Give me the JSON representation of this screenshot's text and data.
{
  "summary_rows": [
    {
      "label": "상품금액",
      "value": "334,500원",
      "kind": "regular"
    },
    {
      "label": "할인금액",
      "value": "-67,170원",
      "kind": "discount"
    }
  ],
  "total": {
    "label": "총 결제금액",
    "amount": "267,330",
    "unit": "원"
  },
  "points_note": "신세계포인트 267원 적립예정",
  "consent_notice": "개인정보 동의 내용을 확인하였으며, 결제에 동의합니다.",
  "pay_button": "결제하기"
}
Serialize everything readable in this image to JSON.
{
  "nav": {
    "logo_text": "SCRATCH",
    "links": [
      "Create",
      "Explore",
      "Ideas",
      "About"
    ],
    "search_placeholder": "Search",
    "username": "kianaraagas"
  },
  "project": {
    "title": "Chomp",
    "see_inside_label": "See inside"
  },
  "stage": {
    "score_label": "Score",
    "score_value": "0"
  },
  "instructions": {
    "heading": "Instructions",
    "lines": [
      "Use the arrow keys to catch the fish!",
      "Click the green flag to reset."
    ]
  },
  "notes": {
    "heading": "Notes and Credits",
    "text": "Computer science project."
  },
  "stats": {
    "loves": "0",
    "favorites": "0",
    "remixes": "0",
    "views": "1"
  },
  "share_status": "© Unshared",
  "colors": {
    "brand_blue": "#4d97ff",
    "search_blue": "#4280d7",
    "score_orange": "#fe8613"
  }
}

##########

Stated task: Filter the records above for "project" and copy every matching line.

Exercise answer:
  "project": {
    "text": "Computer science project."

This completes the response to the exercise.